[Stored dataset items]
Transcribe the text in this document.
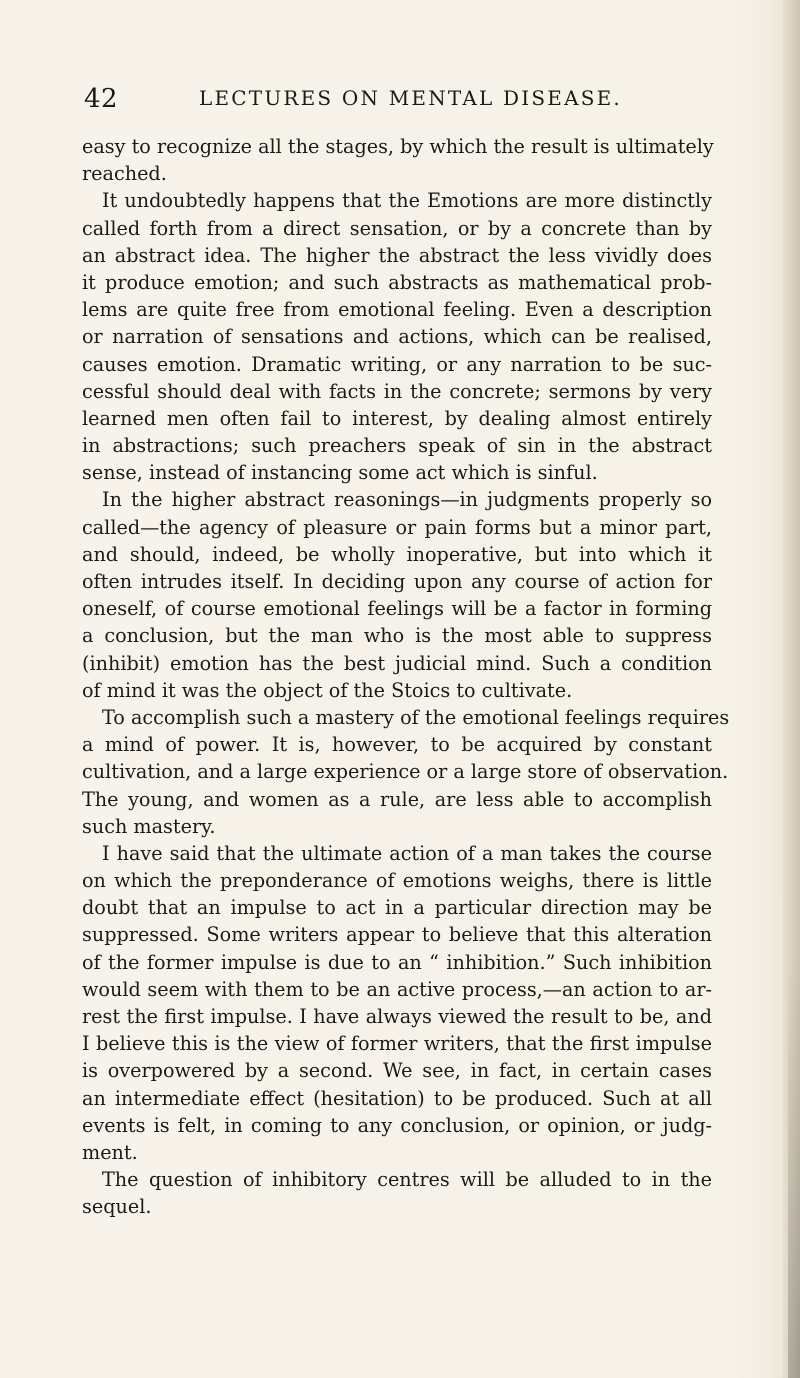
42	LECTURES ON MENTAL DISEASE.
easy to recognize all the stages, by which the result is ultimately
reached.
It undoubtedly happens that the Emotions are more distinctly
called forth from a direct sensation, or by a concrete than by
an abstract idea. The higher the abstract the less vividly does
it produce emotion; and such abstracts as mathematical prob-
lems are quite free from emotional feeling. Even a description
or narration of sensations and actions, which can be realised,
causes emotion. Dramatic writing, or any narration to be suc-
cessful should deal with facts in the concrete; sermons by very
learned men often fail to interest, by dealing almost entirely
in abstractions; such preachers speak of sin in the abstract
sense, instead of instancing some act which is sinful.
In the higher abstract reasonings—in judgments properly so
called—the agency of pleasure or pain forms but a minor part,
and should, indeed, be wholly inoperative, but into which it
often intrudes itself. In deciding upon any course of action for
oneself, of course emotional feelings will be a factor in forming
a conclusion, but the man who is the most able to suppress
(inhibit) emotion has the best judicial mind. Such a condition
of mind it was the object of the Stoics to cultivate.
To accomplish such a mastery of the emotional feelings requires
a mind of power. It is, however, to be acquired by constant
cultivation, and a large experience or a large store of observation.
The young, and women as a rule, are less able to accomplish
such mastery.
I have said that the ultimate action of a man takes the course
on which the preponderance of emotions weighs, there is little
doubt that an impulse to act in a particular direction may be
suppressed. Some writers appear to believe that this alteration
of the former impulse is due to an “ inhibition.” Such inhibition
would seem with them to be an active process,—an action to ar-
rest the first impulse. I have always viewed the result to be, and
I believe this is the view of former writers, that the first impulse
is overpowered by a second. We see, in fact, in certain cases
an intermediate effect (hesitation) to be produced. Such at all
events is felt, in coming to any conclusion, or opinion, or judg-
ment.
The question of inhibitory centres will be alluded to in the
sequel.
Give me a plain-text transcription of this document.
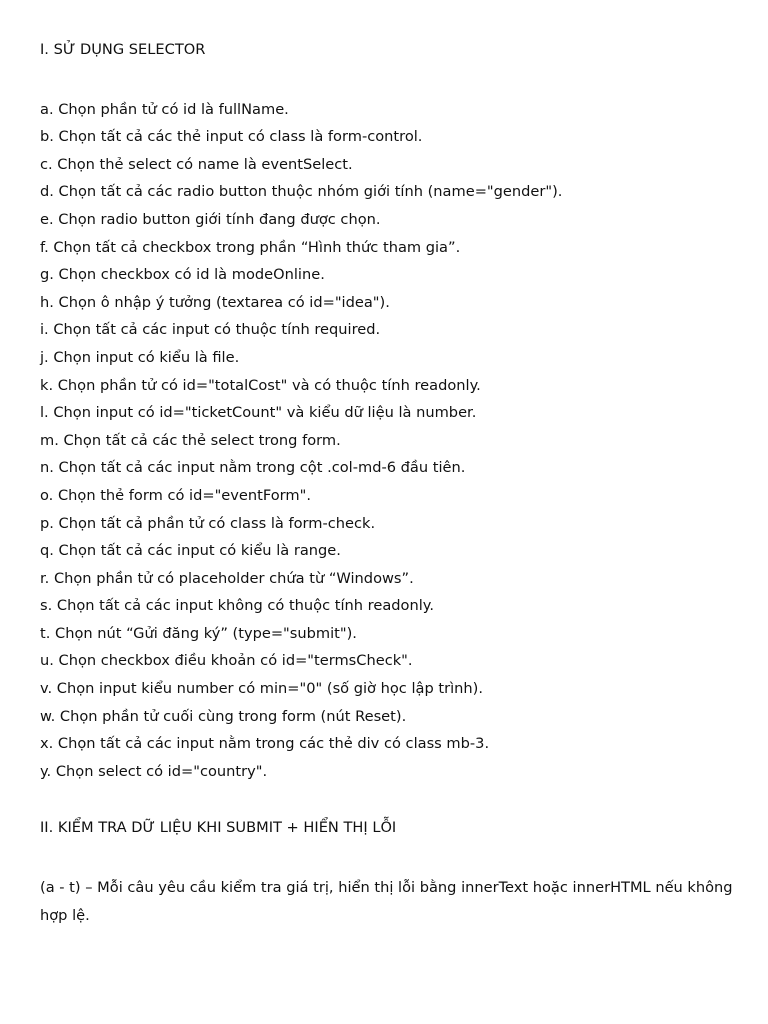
I. SỬ DỤNG SELECTOR
a. Chọn phần tử có id là fullName.
b. Chọn tất cả các thẻ input có class là form-control.
c. Chọn thẻ select có name là eventSelect.
d. Chọn tất cả các radio button thuộc nhóm giới tính (name="gender").
e. Chọn radio button giới tính đang được chọn.
f. Chọn tất cả checkbox trong phần “Hình thức tham gia”.
g. Chọn checkbox có id là modeOnline.
h. Chọn ô nhập ý tưởng (textarea có id="idea").
i. Chọn tất cả các input có thuộc tính required.
j. Chọn input có kiểu là file.
k. Chọn phần tử có id="totalCost" và có thuộc tính readonly.
l. Chọn input có id="ticketCount" và kiểu dữ liệu là number.
m. Chọn tất cả các thẻ select trong form.
n. Chọn tất cả các input nằm trong cột .col-md-6 đầu tiên.
o. Chọn thẻ form có id="eventForm".
p. Chọn tất cả phần tử có class là form-check.
q. Chọn tất cả các input có kiểu là range.
r. Chọn phần tử có placeholder chứa từ “Windows”.
s. Chọn tất cả các input không có thuộc tính readonly.
t. Chọn nút “Gửi đăng ký” (type="submit").
u. Chọn checkbox điều khoản có id="termsCheck".
v. Chọn input kiểu number có min="0" (số giờ học lập trình).
w. Chọn phần tử cuối cùng trong form (nút Reset).
x. Chọn tất cả các input nằm trong các thẻ div có class mb-3.
y. Chọn select có id="country".
II. KIỂM TRA DỮ LIỆU KHI SUBMIT + HIỂN THỊ LỖI

(a - t) – Mỗi câu yêu cầu kiểm tra giá trị, hiển thị lỗi bằng innerText hoặc innerHTML nếu không hợp lệ.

Requirements:
Track down all lines above with the string "narration" and copy them.

Answer below:
or narration of sensations and actions, which can be realised,
causes emotion. Dramatic writing, or any narration to be suc-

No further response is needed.